== Given exercise ==
Look for "here" in the listing below. Gather each line that contains it.

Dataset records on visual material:
[start]
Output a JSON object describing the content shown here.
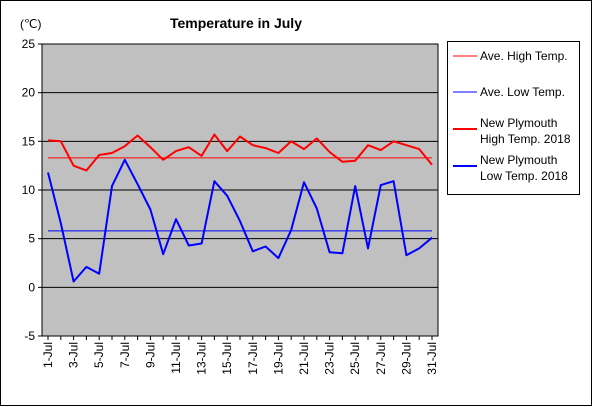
{
  "chart_data": {
    "type": "line",
    "title": "Temperature in July",
    "unit_label": "(℃)",
    "xlabel": "",
    "ylabel": "",
    "ylim": [
      -5,
      25
    ],
    "y_ticks": [
      25,
      20,
      15,
      10,
      5,
      0,
      -5
    ],
    "grid": "horizontal",
    "legend": "right",
    "plot_background": "#c0c0c0",
    "days": [
      1,
      2,
      3,
      4,
      5,
      6,
      7,
      8,
      9,
      10,
      11,
      12,
      13,
      14,
      15,
      16,
      17,
      18,
      19,
      20,
      21,
      22,
      23,
      24,
      25,
      26,
      27,
      28,
      29,
      30,
      31
    ],
    "x_tick_labels": [
      "1-Jul",
      "3-Jul",
      "5-Jul",
      "7-Jul",
      "9-Jul",
      "11-Jul",
      "13-Jul",
      "15-Jul",
      "17-Jul",
      "19-Jul",
      "21-Jul",
      "23-Jul",
      "25-Jul",
      "27-Jul",
      "29-Jul",
      "31-Jul"
    ],
    "series": [
      {
        "name": "Ave. High Temp.",
        "color": "#ff0000",
        "width": 1,
        "constant": 13.3
      },
      {
        "name": "Ave. Low Temp.",
        "color": "#0000ff",
        "width": 1,
        "constant": 5.8
      },
      {
        "name": "New Plymouth High Temp. 2018",
        "legend_lines": [
          "New Plymouth",
          "High Temp. 2018"
        ],
        "color": "#ff0000",
        "width": 2,
        "values": [
          15.1,
          15.0,
          12.5,
          12.0,
          13.6,
          13.8,
          14.5,
          15.6,
          14.4,
          13.1,
          14.0,
          14.4,
          13.5,
          15.7,
          14.0,
          15.5,
          14.6,
          14.3,
          13.8,
          15.0,
          14.2,
          15.3,
          13.9,
          12.9,
          13.0,
          14.6,
          14.1,
          15.0,
          14.6,
          14.2,
          12.6
        ]
      },
      {
        "name": "New Plymouth Low Temp. 2018",
        "legend_lines": [
          "New Plymouth",
          "Low Temp. 2018"
        ],
        "color": "#0000ff",
        "width": 2,
        "values": [
          11.8,
          6.6,
          0.6,
          2.1,
          1.4,
          10.4,
          13.1,
          10.6,
          8.0,
          3.4,
          7.0,
          4.3,
          4.5,
          10.9,
          9.4,
          6.8,
          3.7,
          4.2,
          3.0,
          5.9,
          10.8,
          8.1,
          3.6,
          3.5,
          10.4,
          4.0,
          10.5,
          10.9,
          3.3,
          4.0,
          5.1
        ]
      }
    ]
  }
}
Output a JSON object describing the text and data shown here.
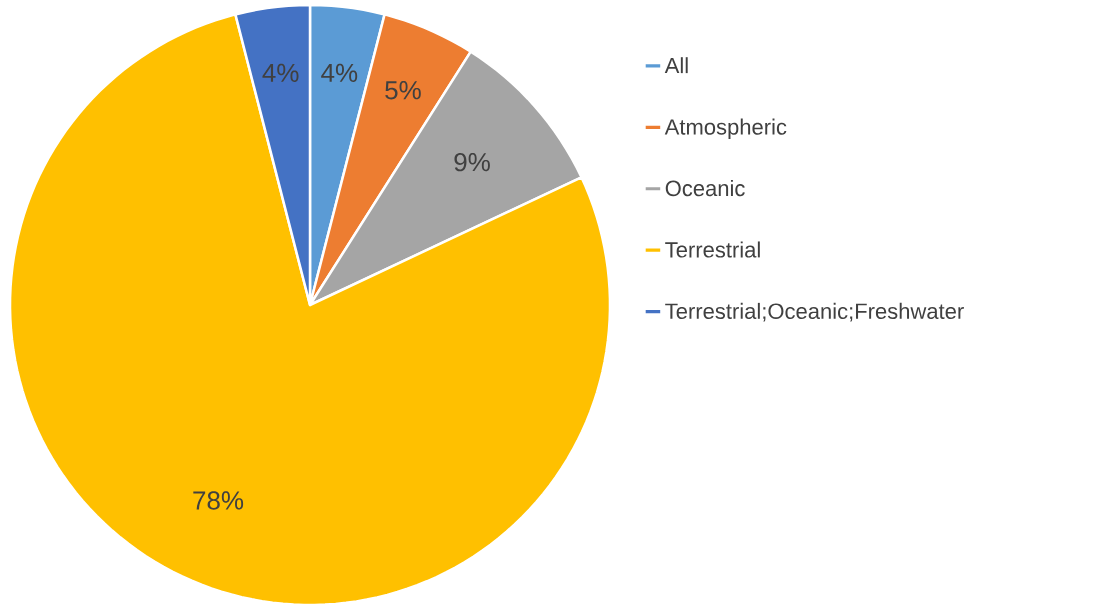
{
  "chart_data": {
    "type": "pie",
    "categories": [
      "All",
      "Atmospheric",
      "Oceanic",
      "Terrestrial",
      "Terrestrial;Oceanic;Freshwater"
    ],
    "values": [
      4,
      5,
      9,
      78,
      4
    ],
    "value_labels": [
      "4%",
      "5%",
      "9%",
      "78%",
      "4%"
    ],
    "colors": [
      "#5b9bd5",
      "#ed7d31",
      "#a5a5a5",
      "#ffc000",
      "#4472c4"
    ],
    "legend": "right"
  }
}
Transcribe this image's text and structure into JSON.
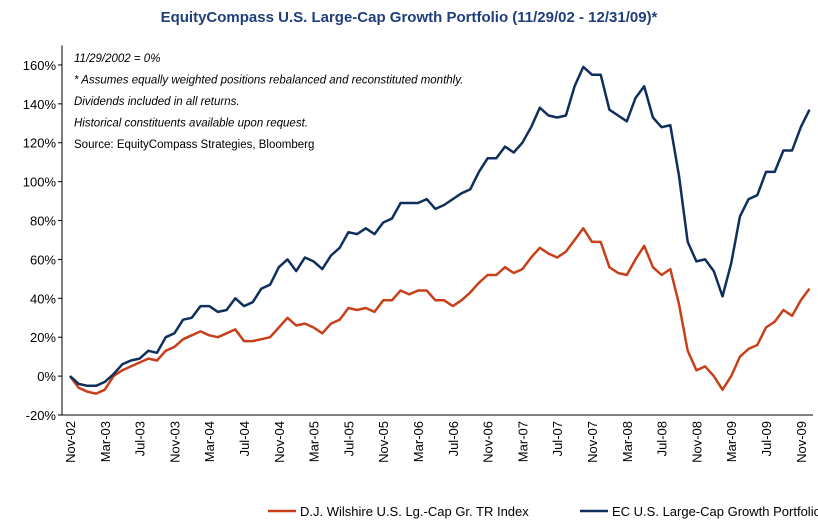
{
  "chart_data": {
    "type": "line",
    "title": "EquityCompass U.S. Large-Cap Growth Portfolio (11/29/02 - 12/31/09)*",
    "annotations": [
      "11/29/2002 = 0%",
      "*  Assumes equally weighted positions rebalanced and reconstituted monthly.",
      "Dividends included in all returns.",
      "Historical constituents available upon request.",
      "Source: EquityCompass Strategies, Bloomberg"
    ],
    "categories": [
      "Nov-02",
      null,
      null,
      null,
      "Mar-03",
      null,
      null,
      null,
      "Jul-03",
      null,
      null,
      null,
      "Nov-03",
      null,
      null,
      null,
      "Mar-04",
      null,
      null,
      null,
      "Jul-04",
      null,
      null,
      null,
      "Nov-04",
      null,
      null,
      null,
      "Mar-05",
      null,
      null,
      null,
      "Jul-05",
      null,
      null,
      null,
      "Nov-05",
      null,
      null,
      null,
      "Mar-06",
      null,
      null,
      null,
      "Jul-06",
      null,
      null,
      null,
      "Nov-06",
      null,
      null,
      null,
      "Mar-07",
      null,
      null,
      null,
      "Jul-07",
      null,
      null,
      null,
      "Nov-07",
      null,
      null,
      null,
      "Mar-08",
      null,
      null,
      null,
      "Jul-08",
      null,
      null,
      null,
      "Nov-08",
      null,
      null,
      null,
      "Mar-09",
      null,
      null,
      null,
      "Jul-09",
      null,
      null,
      null,
      "Nov-09",
      null
    ],
    "series": [
      {
        "name": "D.J. Wilshire U.S. Lg.-Cap Gr. TR Index",
        "color": "#c8401a",
        "values": [
          0,
          -6,
          -8,
          -9,
          -7,
          0,
          3,
          5,
          7,
          9,
          8,
          13,
          15,
          19,
          21,
          23,
          21,
          20,
          22,
          24,
          18,
          18,
          19,
          20,
          25,
          30,
          26,
          27,
          25,
          22,
          27,
          29,
          35,
          34,
          35,
          33,
          39,
          39,
          44,
          42,
          44,
          44,
          39,
          39,
          36,
          39,
          43,
          48,
          52,
          52,
          56,
          53,
          55,
          61,
          66,
          63,
          61,
          64,
          70,
          76,
          69,
          69,
          56,
          53,
          52,
          60,
          67,
          56,
          52,
          55,
          37,
          13,
          3,
          5,
          0,
          -7,
          0,
          10,
          14,
          16,
          25,
          28,
          34,
          31,
          39,
          45
        ]
      },
      {
        "name": "EC U.S. Large-Cap Growth Portfolio",
        "color": "#0f2f5c",
        "values": [
          0,
          -4,
          -5,
          -5,
          -3,
          1,
          6,
          8,
          9,
          13,
          12,
          20,
          22,
          29,
          30,
          36,
          36,
          33,
          34,
          40,
          36,
          38,
          45,
          47,
          56,
          60,
          54,
          61,
          59,
          55,
          62,
          66,
          74,
          73,
          76,
          73,
          79,
          81,
          89,
          89,
          89,
          91,
          86,
          88,
          91,
          94,
          96,
          105,
          112,
          112,
          118,
          115,
          120,
          128,
          138,
          134,
          133,
          134,
          149,
          159,
          155,
          155,
          137,
          134,
          131,
          143,
          149,
          133,
          128,
          129,
          103,
          69,
          59,
          60,
          54,
          41,
          58,
          82,
          91,
          93,
          105,
          105,
          116,
          116,
          128,
          137
        ]
      }
    ],
    "ylim": [
      -20,
      170
    ],
    "yticks": [
      {
        "value": -20,
        "label": "-20%"
      },
      {
        "value": 0,
        "label": "0%"
      },
      {
        "value": 20,
        "label": "20%"
      },
      {
        "value": 40,
        "label": "40%"
      },
      {
        "value": 60,
        "label": "60%"
      },
      {
        "value": 80,
        "label": "80%"
      },
      {
        "value": 100,
        "label": "100%"
      },
      {
        "value": 120,
        "label": "120%"
      },
      {
        "value": 140,
        "label": "140%"
      },
      {
        "value": 160,
        "label": "160%"
      }
    ],
    "legend": "bottom"
  }
}
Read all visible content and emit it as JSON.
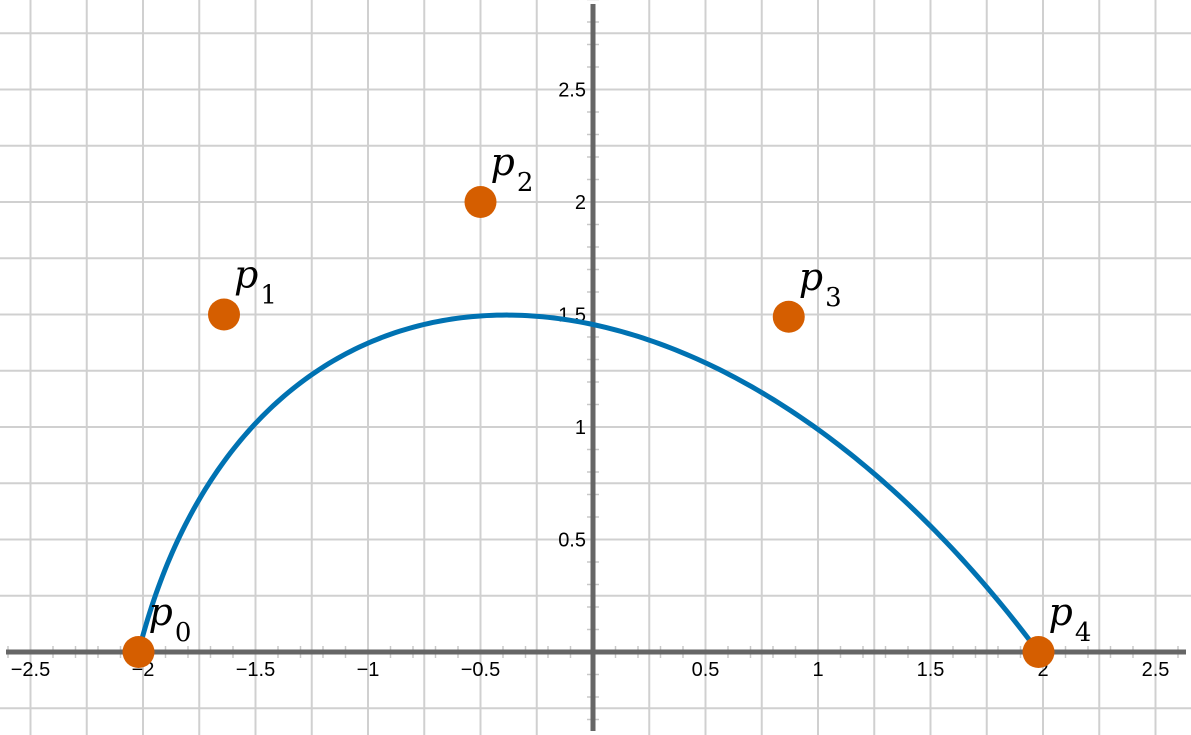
{
  "chart_data": {
    "type": "scatter",
    "title": "",
    "xlabel": "",
    "ylabel": "",
    "xlim": [
      -2.6,
      2.6
    ],
    "ylim": [
      -0.35,
      2.85
    ],
    "grid": true,
    "x_ticks": [
      {
        "value": -2.5,
        "label": "-2.5"
      },
      {
        "value": -2,
        "label": "-2"
      },
      {
        "value": -1.5,
        "label": "-1.5"
      },
      {
        "value": -1,
        "label": "-1"
      },
      {
        "value": -0.5,
        "label": "-0.5"
      },
      {
        "value": 0.5,
        "label": "0.5"
      },
      {
        "value": 1,
        "label": "1"
      },
      {
        "value": 1.5,
        "label": "1.5"
      },
      {
        "value": 2,
        "label": "2"
      },
      {
        "value": 2.5,
        "label": "2.5"
      }
    ],
    "y_ticks": [
      {
        "value": 0.5,
        "label": "0.5"
      },
      {
        "value": 1,
        "label": "1"
      },
      {
        "value": 1.5,
        "label": "1.5"
      },
      {
        "value": 2,
        "label": "2"
      },
      {
        "value": 2.5,
        "label": "2.5"
      }
    ],
    "control_points": [
      {
        "label": "p",
        "sub": "0",
        "x": -2.02,
        "y": 0.0
      },
      {
        "label": "p",
        "sub": "1",
        "x": -1.64,
        "y": 1.5
      },
      {
        "label": "p",
        "sub": "2",
        "x": -0.5,
        "y": 2.0
      },
      {
        "label": "p",
        "sub": "3",
        "x": 0.87,
        "y": 1.49
      },
      {
        "label": "p",
        "sub": "4",
        "x": 1.98,
        "y": 0.0
      }
    ],
    "curve": {
      "kind": "bezier",
      "color": "#0072b2",
      "points": [
        {
          "x": -2.02,
          "y": 0.0
        },
        {
          "x": -1.64,
          "y": 1.5
        },
        {
          "x": -0.5,
          "y": 2.0
        },
        {
          "x": 0.87,
          "y": 1.49
        },
        {
          "x": 1.98,
          "y": 0.0
        }
      ]
    },
    "point_color": "#d55e00"
  }
}
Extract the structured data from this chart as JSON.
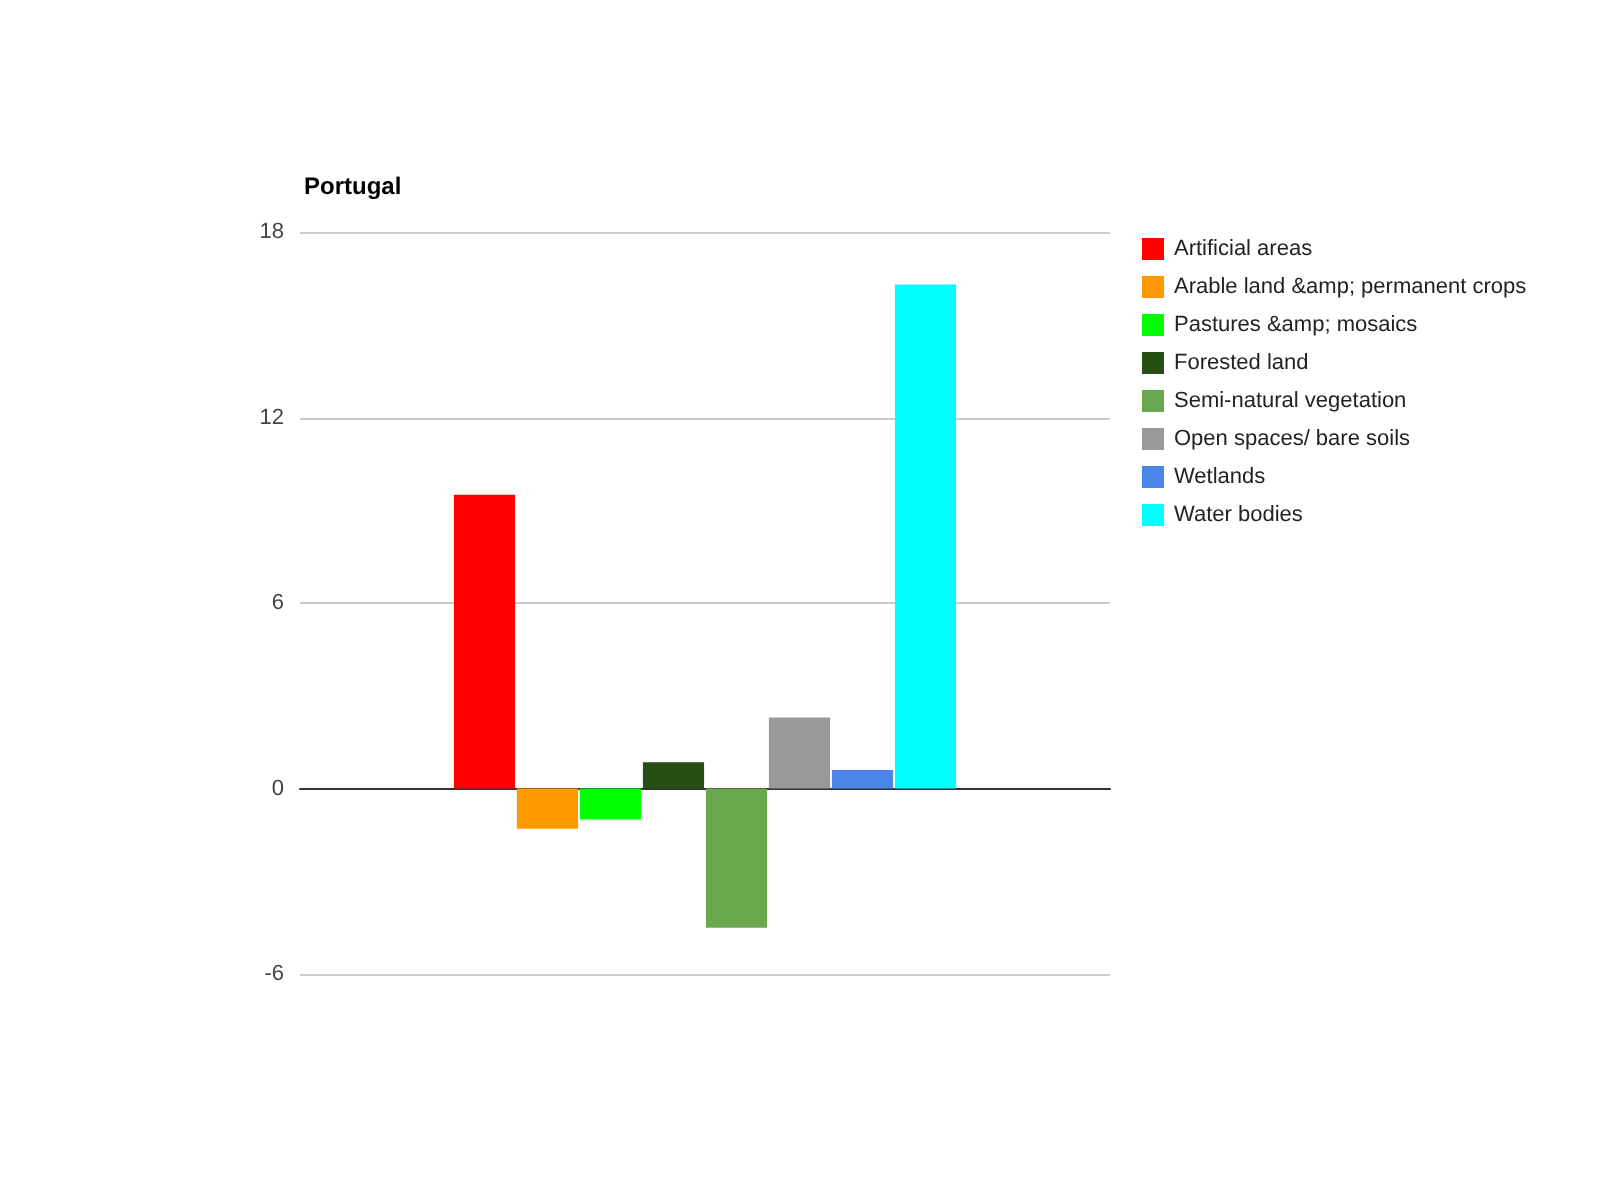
{
  "chart_data": {
    "type": "bar",
    "title": "Portugal",
    "categories": [
      null
    ],
    "series": [
      {
        "name": "Artificial areas",
        "color": "#ff0000",
        "values": [
          9.5
        ]
      },
      {
        "name": "Arable land &amp; permanent crops",
        "color": "#ff9900",
        "values": [
          -1.3
        ]
      },
      {
        "name": "Pastures &amp; mosaics",
        "color": "#00ff00",
        "values": [
          -1.0
        ]
      },
      {
        "name": "Forested land",
        "color": "#274e13",
        "values": [
          0.85
        ]
      },
      {
        "name": "Semi-natural vegetation",
        "color": "#6aa84f",
        "values": [
          -4.5
        ]
      },
      {
        "name": "Open spaces/ bare soils",
        "color": "#999999",
        "values": [
          2.3
        ]
      },
      {
        "name": "Wetlands",
        "color": "#4a86e8",
        "values": [
          0.6
        ]
      },
      {
        "name": "Water bodies",
        "color": "#00ffff",
        "values": [
          16.3
        ]
      }
    ],
    "ylim": [
      -6,
      18
    ],
    "yticks": [
      -6,
      0,
      6,
      12,
      18
    ],
    "grid": "y",
    "legend": "right"
  }
}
[end]
== Written solution ==
Output a JSON object describing the content shown here.
Output a JSON object describing the text and data shown here.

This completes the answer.